**Written problem:**
Extract every line below that contains the word "Border".

Stored records:
>> Begin

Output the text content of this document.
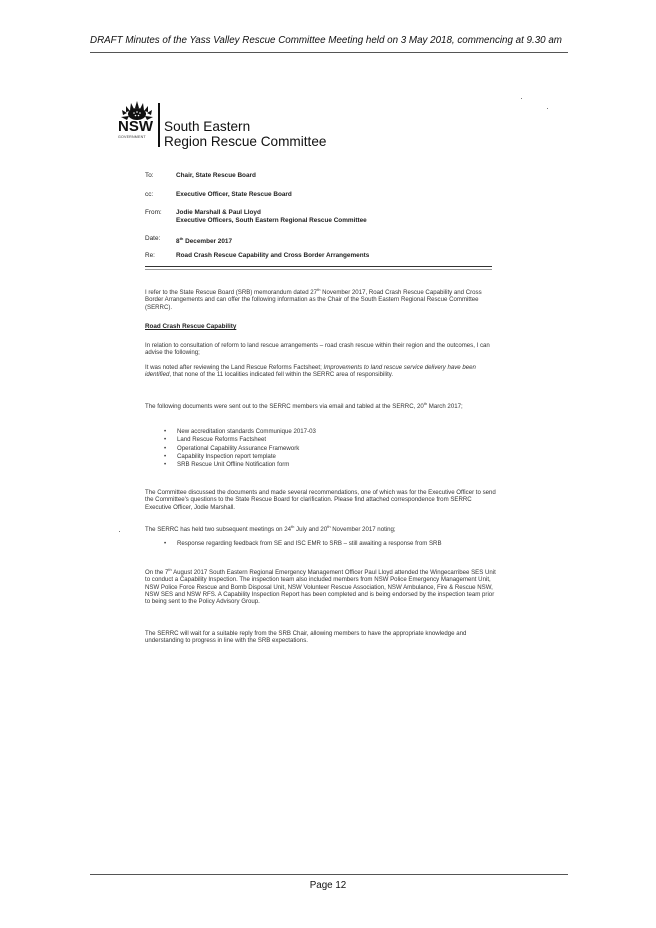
DRAFT Minutes of the Yass Valley Rescue Committee Meeting held on 3 May 2018, commencing at 9.30 am
NSW
GOVERNMENT
South Eastern
Region Rescue Committee
To:	Chair, State Rescue Board
cc:	Executive Officer, State Rescue Board
From: Jodie Marshall & Paul Lloyd
Executive Officers, South Eastern Regional Rescue Committee
Date: 8th December 2017
Re:	Road Crash Rescue Capability and Cross Border Arrangements

I refer to the State Rescue Board (SRB) memorandum dated 27th November 2017, Road Crash Rescue Capability and Cross Border Arrangements and can offer the following information as the Chair of the South Eastern Regional Rescue Committee (SERRC).

Road Crash Rescue Capability

In relation to consultation of reform to land rescue arrangements – road crash rescue within their region and the outcomes, I can advise the following;

It was noted after reviewing the Land Rescue Reforms Factsheet; Improvements to land rescue service delivery have been identified, that none of the 11 localities indicated fell within the SERRC area of responsibility.

The following documents were sent out to the SERRC members via email and tabled at the SERRC, 20th March 2017;

• New accreditation standards Communique 2017-03
• Land Rescue Reforms Factsheet
• Operational Capability Assurance Framework
• Capability Inspection report template
• SRB Rescue Unit Offline Notification form

The Committee discussed the documents and made several recommendations, one of which was for the Executive Officer to send the Committee's questions to the State Rescue Board for clarification. Please find attached correspondence from SERRC Executive Officer, Jodie Marshall.

The SERRC has held two subsequent meetings on 24th July and 20th November 2017 noting;

• Response regarding feedback from SE and ISC EMR to SRB – still awaiting a response from SRB

On the 7th August 2017 South Eastern Regional Emergency Management Officer Paul Lloyd attended the Wingecarribee SES Unit to conduct a Capability Inspection. The inspection team also included members from NSW Police Emergency Management Unit, NSW Police Force Rescue and Bomb Disposal Unit, NSW Volunteer Rescue Association, NSW Ambulance, Fire & Rescue NSW, NSW SES and NSW RFS. A Capability Inspection Report has been completed and is being endorsed by the inspection team prior to being sent to the Policy Advisory Group.

The SERRC will wait for a suitable reply from the SRB Chair, allowing members to have the appropriate knowledge and understanding to progress in line with the SRB expectations.

Page 12
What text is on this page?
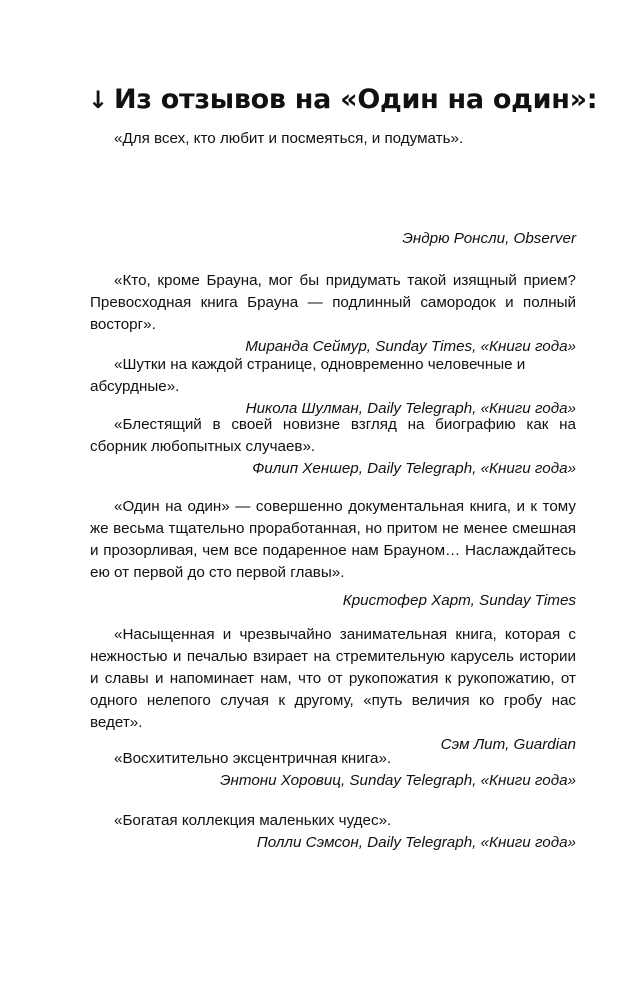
↓ Из отзывов на «Один на один»:

«Для всех, кто любит и посмеяться, и подумать».

Эндрю Ронсли, Observer

«Кто, кроме Брауна, мог бы придумать такой изящный прием? Превосходная книга Брауна — подлинный самородок и полный восторг».

Миранда Сеймур, Sunday Times, «Книги года»

«Шутки на каждой странице, одновременно человечные и абсурдные».

Никола Шулман, Daily Telegraph, «Книги года»

«Блестящий в своей новизне взгляд на биографию как на сборник любопытных случаев».

Филип Хеншер, Daily Telegraph, «Книги года»

«Один на один» — совершенно документальная книга, и к тому же весьма тщательно проработанная, но притом не менее смешная и прозорливая, чем все подаренное нам Брауном… Наслаждайтесь ею от первой до сто первой главы».

Кристофер Харт, Sunday Times

«Насыщенная и чрезвычайно занимательная книга, которая с нежностью и печалью взирает на стремительную карусель истории и славы и напоминает нам, что от рукопожатия к рукопожатию, от одного нелепого случая к другому, «путь величия ко гробу нас ведет».

Сэм Лит, Guardian

«Восхитительно эксцентричная книга».

Энтони Хоровиц, Sunday Telegraph, «Книги года»

«Богатая коллекция маленьких чудес».

Полли Сэмсон, Daily Telegraph, «Книги года»
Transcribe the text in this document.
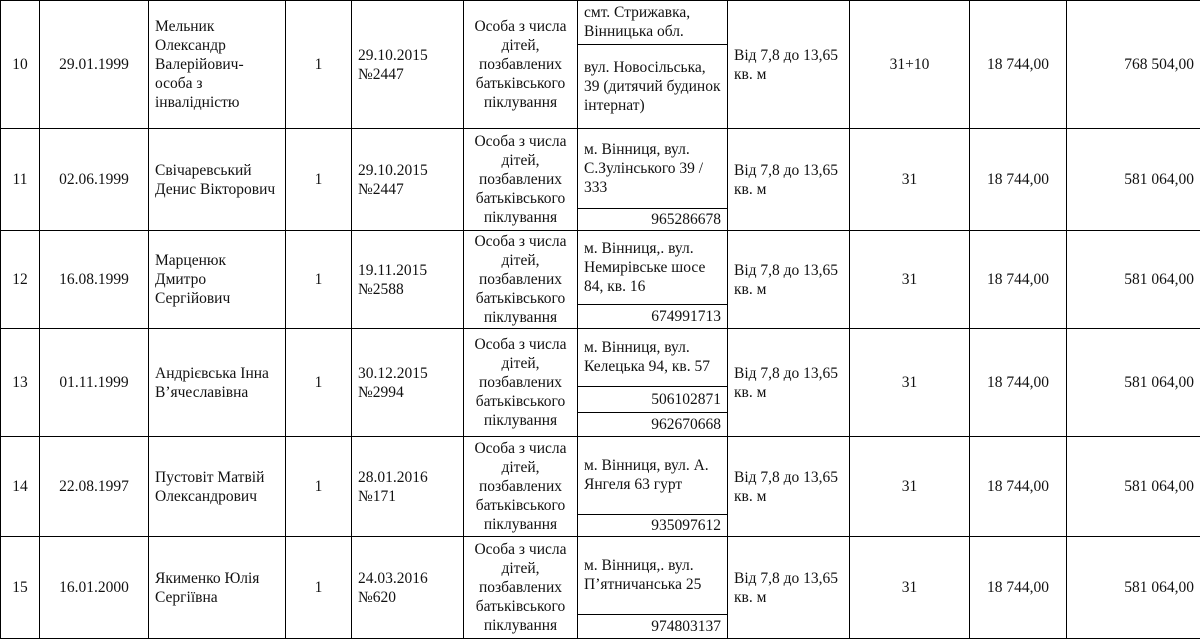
10	29.01.1999	Мельник Олександр Валерійович-особа з інвалідністю	1	29.10.2015 №2447	Особа з числа дітей, позбавлених батьківського піклування	смт. Стрижавка, Вінницька обл.	Від 7,8 до 13,65 кв. м	31+10	18 744,00	768 504,00
						вул. Новосільська, 39 (дитячий будинок інтернат)				
11	02.06.1999	Свічаревський Денис Вікторович	1	29.10.2015 №2447	Особа з числа дітей, позбавлених батьківського піклування	м. Вінниця, вул. С.Зулінського 39 / 333	Від 7,8 до 13,65 кв. м	31	18 744,00	581 064,00
						965286678				
12	16.08.1999	Марценюк Дмитро Сергійович	1	19.11.2015 №2588	Особа з числа дітей, позбавлених батьківського піклування	м. Вінниця,. вул. Немирівське шосе 84, кв. 16	Від 7,8 до 13,65 кв. м	31	18 744,00	581 064,00
						674991713				
13	01.11.1999	Андрієвська Інна В’ячеславівна	1	30.12.2015 №2994	Особа з числа дітей, позбавлених батьківського піклування	м. Вінниця, вул. Келецька 94, кв. 57	Від 7,8 до 13,65 кв. м	31	18 744,00	581 064,00
						506102871				
						962670668				
14	22.08.1997	Пустовіт Матвій Олександрович	1	28.01.2016 №171	Особа з числа дітей, позбавлених батьківського піклування	м. Вінниця, вул. А. Янгеля 63 гурт	Від 7,8 до 13,65 кв. м	31	18 744,00	581 064,00
						935097612				
15	16.01.2000	Якименко Юлія Сергіївна	1	24.03.2016 №620	Особа з числа дітей, позбавлених батьківського піклування	м. Вінниця,. вул. П’ятничанська 25	Від 7,8 до 13,65 кв. м	31	18 744,00	581 064,00
						974803137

>> End

**Expected answer:**
Re:	Road Crash Rescue Capability and Cross Border Arrangements
I refer to the State Rescue Board (SRB) memorandum dated 27th November 2017, Road Crash Rescue Capability and Cross Border Arrangements and can offer the following information as the Chair of the South Eastern Regional Rescue Committee (SERRC).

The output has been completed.